#### RECORDS FOR THIS TASK ####

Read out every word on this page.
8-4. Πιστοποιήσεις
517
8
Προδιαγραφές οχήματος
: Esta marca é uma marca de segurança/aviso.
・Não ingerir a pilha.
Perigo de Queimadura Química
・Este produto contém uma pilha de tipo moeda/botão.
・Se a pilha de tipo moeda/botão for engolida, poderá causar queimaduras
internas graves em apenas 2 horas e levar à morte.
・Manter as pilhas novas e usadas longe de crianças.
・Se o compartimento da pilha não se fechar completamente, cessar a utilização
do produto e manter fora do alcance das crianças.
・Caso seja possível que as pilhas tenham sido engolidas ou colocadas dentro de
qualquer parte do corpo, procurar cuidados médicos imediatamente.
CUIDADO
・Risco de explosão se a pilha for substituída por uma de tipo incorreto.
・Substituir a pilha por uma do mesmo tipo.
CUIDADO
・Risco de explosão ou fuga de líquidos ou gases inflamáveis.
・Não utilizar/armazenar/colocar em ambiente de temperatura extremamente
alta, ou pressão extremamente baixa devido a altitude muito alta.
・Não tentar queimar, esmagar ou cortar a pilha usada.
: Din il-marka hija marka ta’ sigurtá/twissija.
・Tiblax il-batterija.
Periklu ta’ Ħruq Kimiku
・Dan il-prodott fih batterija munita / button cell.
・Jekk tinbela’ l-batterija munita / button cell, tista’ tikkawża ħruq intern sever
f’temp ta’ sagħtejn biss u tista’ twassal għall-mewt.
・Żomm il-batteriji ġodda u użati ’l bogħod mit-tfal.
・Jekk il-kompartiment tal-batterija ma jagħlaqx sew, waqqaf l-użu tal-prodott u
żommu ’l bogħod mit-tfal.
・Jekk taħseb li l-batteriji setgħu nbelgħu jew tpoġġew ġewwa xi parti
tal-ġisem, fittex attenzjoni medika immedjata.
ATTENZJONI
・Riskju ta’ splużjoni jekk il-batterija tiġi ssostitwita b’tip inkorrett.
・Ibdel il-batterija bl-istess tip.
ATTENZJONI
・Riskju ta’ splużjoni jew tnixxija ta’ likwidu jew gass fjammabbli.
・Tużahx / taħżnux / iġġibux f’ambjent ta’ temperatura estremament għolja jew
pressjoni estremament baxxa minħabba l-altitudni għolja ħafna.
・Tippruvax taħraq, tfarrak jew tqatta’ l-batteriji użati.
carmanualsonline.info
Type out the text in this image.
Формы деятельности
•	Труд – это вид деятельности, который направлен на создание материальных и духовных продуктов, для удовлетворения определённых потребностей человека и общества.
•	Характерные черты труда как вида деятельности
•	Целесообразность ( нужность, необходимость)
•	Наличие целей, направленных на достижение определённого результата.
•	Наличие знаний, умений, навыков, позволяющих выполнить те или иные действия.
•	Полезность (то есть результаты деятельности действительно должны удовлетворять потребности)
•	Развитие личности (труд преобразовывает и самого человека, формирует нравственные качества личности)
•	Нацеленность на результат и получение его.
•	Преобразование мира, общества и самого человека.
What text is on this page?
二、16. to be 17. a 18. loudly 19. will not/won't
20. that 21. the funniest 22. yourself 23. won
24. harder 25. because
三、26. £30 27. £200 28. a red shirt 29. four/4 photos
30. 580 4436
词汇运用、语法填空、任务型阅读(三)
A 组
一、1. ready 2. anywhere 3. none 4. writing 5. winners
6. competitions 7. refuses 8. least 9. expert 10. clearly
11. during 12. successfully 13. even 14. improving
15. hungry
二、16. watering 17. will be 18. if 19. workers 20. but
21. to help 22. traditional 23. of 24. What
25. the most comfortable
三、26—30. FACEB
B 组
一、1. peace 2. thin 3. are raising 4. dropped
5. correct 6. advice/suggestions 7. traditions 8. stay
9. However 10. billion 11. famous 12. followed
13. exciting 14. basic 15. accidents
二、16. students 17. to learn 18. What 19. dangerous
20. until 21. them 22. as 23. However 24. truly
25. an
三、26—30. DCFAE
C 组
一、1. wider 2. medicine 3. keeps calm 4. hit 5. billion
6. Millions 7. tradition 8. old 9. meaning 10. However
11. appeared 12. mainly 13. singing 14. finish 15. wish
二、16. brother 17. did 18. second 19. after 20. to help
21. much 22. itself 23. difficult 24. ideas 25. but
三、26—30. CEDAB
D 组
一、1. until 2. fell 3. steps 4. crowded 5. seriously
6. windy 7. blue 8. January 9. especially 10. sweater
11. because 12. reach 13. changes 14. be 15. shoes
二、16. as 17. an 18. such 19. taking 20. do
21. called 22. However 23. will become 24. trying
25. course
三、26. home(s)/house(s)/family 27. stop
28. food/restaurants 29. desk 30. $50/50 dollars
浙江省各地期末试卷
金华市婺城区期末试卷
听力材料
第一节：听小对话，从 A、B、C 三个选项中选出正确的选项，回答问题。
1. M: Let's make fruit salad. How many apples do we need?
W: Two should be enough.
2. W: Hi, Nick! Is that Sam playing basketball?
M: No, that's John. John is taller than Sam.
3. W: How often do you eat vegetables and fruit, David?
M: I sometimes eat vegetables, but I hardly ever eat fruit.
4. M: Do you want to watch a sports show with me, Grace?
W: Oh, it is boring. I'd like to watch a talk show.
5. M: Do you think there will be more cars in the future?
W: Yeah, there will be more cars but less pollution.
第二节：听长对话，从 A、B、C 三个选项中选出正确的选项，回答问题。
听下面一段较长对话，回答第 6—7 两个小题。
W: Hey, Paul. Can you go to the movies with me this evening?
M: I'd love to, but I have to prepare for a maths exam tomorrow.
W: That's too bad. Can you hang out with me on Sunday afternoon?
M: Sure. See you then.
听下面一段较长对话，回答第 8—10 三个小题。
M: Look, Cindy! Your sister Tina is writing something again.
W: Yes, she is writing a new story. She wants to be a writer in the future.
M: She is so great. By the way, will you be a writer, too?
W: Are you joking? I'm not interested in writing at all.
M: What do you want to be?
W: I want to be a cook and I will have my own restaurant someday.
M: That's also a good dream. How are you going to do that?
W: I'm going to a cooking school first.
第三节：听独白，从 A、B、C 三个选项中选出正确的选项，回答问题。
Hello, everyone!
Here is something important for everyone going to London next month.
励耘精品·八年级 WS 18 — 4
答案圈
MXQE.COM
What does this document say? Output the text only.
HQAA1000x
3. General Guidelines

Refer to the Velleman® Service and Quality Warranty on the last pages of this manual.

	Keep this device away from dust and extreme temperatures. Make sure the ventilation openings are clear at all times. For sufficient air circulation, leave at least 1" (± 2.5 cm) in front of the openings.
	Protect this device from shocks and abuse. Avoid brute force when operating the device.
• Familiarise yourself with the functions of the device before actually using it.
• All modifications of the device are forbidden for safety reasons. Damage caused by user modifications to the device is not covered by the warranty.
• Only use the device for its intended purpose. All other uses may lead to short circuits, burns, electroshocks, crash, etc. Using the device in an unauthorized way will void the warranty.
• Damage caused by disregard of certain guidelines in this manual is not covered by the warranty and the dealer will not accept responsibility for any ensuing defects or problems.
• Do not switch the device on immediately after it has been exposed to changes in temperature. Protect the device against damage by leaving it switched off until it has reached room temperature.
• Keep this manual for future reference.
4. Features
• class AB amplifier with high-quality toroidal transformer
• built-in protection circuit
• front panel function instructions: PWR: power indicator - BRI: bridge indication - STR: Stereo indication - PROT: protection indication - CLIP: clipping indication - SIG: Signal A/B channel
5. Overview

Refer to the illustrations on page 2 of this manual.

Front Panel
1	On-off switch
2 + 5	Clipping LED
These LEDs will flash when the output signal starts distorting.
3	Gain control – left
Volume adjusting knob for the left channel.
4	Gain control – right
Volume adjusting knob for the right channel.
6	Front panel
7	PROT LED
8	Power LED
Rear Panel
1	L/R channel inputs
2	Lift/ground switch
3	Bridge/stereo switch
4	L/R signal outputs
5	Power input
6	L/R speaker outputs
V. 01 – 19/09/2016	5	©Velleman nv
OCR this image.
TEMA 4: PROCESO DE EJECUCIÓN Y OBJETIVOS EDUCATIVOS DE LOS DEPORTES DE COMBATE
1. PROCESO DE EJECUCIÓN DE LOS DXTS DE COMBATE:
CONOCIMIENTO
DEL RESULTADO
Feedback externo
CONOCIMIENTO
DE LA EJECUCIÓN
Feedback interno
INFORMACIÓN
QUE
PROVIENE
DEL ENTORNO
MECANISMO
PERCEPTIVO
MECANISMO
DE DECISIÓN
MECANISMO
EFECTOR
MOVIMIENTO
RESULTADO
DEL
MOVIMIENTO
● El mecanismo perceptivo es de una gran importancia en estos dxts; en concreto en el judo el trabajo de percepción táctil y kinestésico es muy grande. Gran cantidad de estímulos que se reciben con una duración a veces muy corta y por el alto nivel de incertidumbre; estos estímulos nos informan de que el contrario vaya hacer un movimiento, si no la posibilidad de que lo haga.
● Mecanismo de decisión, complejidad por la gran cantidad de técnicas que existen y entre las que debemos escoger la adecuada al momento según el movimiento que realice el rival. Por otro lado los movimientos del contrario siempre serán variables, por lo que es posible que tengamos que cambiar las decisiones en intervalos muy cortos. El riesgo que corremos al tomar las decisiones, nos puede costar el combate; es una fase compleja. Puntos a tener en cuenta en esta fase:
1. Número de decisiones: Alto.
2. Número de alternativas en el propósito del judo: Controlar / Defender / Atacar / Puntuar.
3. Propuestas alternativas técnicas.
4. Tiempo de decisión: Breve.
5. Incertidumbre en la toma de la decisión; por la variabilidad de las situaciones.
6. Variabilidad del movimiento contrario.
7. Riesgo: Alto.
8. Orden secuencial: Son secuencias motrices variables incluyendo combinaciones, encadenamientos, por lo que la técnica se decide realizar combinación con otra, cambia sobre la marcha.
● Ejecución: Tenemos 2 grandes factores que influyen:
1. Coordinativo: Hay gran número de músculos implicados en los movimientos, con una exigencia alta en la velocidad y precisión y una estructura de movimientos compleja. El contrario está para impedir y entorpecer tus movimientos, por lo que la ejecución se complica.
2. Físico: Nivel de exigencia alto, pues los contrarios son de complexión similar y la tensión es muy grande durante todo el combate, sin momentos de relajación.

####

:: DIRECTIONS ::
Out of the records, collect only those lines that contain the string "moeda".

:: SOLUTION ::
・Este produto contém uma pilha de tipo moeda/botão.
・Se a pilha de tipo moeda/botão for engolida, poderá causar queimaduras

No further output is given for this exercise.